Stated goal
Determine how many lines below hold the string "JSON". Reply with the number alone.

Extracts from a graphics dataset
* START *

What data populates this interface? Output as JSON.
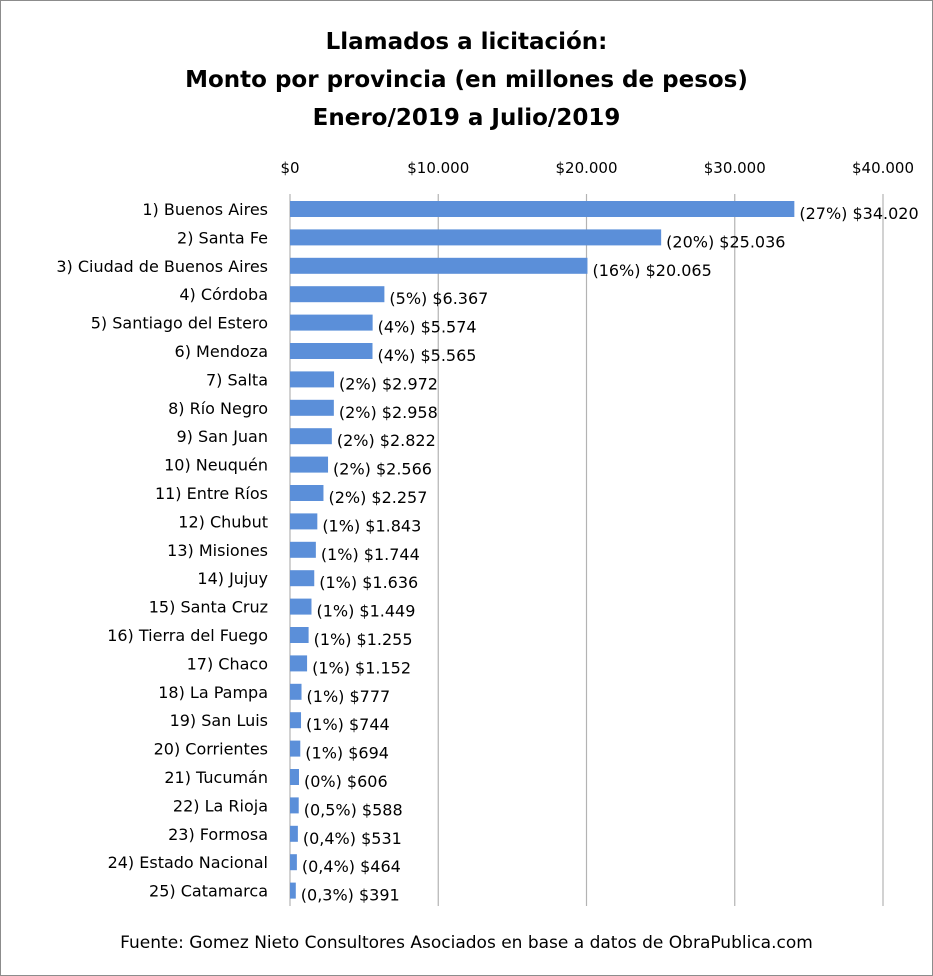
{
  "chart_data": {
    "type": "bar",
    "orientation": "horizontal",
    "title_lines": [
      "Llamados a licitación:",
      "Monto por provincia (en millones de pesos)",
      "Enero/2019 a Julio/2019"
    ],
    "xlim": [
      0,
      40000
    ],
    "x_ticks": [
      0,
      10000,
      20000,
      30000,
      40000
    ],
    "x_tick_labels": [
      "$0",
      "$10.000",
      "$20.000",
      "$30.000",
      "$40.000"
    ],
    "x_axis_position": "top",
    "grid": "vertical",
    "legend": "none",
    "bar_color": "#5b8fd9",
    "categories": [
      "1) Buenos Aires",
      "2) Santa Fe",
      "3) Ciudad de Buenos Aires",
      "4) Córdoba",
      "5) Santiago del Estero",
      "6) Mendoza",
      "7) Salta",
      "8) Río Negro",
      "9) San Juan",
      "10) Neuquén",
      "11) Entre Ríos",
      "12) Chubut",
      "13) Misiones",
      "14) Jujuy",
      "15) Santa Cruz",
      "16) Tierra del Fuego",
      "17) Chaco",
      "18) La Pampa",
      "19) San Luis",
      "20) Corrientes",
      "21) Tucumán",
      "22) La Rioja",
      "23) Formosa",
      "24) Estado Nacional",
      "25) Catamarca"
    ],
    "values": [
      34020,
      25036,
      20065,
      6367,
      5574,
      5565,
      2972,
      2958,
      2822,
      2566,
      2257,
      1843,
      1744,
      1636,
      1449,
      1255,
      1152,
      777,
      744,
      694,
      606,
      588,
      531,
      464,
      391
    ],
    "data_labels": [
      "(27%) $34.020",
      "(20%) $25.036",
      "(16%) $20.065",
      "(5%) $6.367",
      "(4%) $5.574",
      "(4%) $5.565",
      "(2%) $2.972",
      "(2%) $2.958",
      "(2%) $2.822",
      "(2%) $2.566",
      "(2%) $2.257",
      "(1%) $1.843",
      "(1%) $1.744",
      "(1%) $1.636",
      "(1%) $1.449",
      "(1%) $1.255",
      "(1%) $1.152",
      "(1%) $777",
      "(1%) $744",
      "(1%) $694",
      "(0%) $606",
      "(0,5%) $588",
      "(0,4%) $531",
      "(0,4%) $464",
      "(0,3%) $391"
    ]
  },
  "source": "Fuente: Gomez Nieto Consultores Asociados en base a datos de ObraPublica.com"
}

* END *
* START *

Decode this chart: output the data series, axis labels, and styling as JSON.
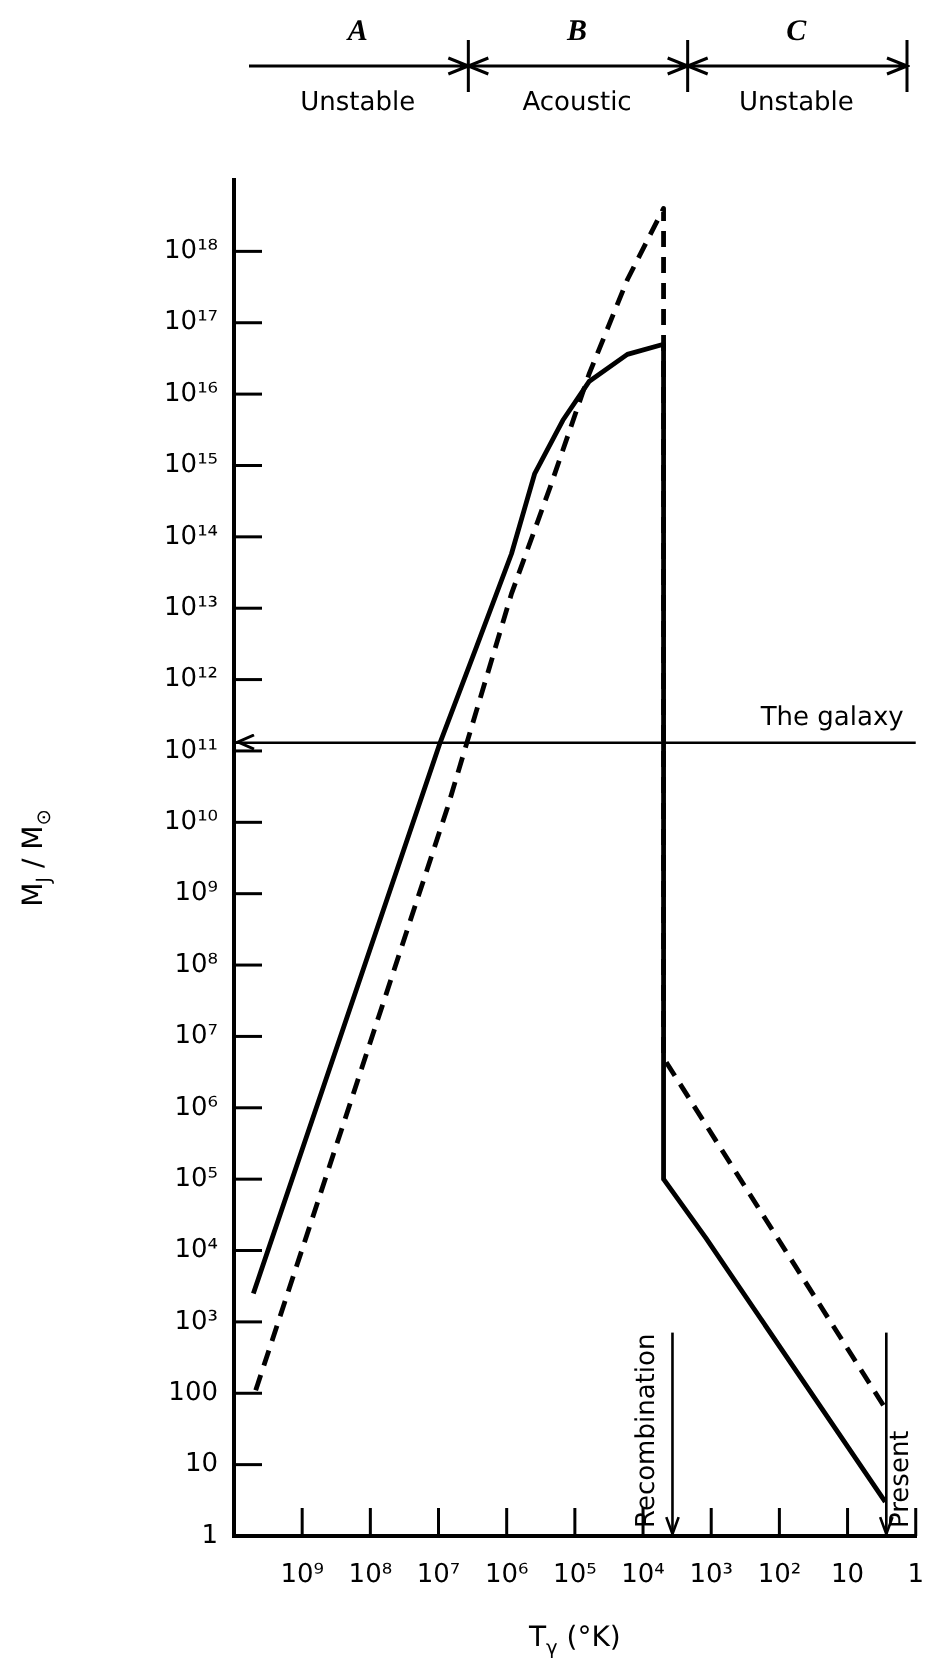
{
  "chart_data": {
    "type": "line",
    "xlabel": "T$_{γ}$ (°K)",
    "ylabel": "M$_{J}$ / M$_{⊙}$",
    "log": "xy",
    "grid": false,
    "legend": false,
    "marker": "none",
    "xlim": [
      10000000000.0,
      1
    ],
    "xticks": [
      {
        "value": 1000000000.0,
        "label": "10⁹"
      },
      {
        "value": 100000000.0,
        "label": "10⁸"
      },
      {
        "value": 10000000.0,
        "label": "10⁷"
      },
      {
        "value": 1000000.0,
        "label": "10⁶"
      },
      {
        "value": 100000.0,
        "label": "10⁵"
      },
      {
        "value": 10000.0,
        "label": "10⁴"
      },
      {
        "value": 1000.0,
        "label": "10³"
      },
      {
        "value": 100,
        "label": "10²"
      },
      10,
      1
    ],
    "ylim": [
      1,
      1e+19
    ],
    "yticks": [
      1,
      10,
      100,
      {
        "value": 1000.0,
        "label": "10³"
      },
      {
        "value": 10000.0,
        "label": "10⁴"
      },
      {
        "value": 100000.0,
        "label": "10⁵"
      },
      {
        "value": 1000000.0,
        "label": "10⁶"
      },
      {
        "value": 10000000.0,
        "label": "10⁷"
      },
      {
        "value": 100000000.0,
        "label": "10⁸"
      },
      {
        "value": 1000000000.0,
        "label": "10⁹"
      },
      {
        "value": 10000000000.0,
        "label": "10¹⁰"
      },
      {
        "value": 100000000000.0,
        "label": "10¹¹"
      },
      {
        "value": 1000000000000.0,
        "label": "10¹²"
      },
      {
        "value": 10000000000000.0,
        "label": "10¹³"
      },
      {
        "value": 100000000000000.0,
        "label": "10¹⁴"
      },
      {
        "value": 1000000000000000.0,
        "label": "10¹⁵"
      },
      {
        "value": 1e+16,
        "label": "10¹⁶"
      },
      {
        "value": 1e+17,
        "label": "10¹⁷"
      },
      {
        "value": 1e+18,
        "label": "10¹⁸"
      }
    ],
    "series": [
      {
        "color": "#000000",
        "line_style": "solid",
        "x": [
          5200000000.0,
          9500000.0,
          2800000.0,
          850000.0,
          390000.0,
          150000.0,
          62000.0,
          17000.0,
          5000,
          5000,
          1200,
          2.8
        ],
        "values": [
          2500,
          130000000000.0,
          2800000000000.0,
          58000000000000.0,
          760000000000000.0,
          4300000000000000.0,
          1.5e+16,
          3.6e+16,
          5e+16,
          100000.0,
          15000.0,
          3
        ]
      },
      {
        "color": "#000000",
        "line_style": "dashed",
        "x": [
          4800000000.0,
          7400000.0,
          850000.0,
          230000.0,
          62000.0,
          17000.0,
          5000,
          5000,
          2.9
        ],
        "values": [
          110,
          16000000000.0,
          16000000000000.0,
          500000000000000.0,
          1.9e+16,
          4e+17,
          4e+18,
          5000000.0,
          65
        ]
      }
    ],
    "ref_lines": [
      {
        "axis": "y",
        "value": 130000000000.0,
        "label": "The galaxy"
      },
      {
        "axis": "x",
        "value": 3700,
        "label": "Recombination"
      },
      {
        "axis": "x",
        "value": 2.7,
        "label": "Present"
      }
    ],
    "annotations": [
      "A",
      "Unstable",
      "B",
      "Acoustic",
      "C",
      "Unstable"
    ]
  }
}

* END *

Exercise output
2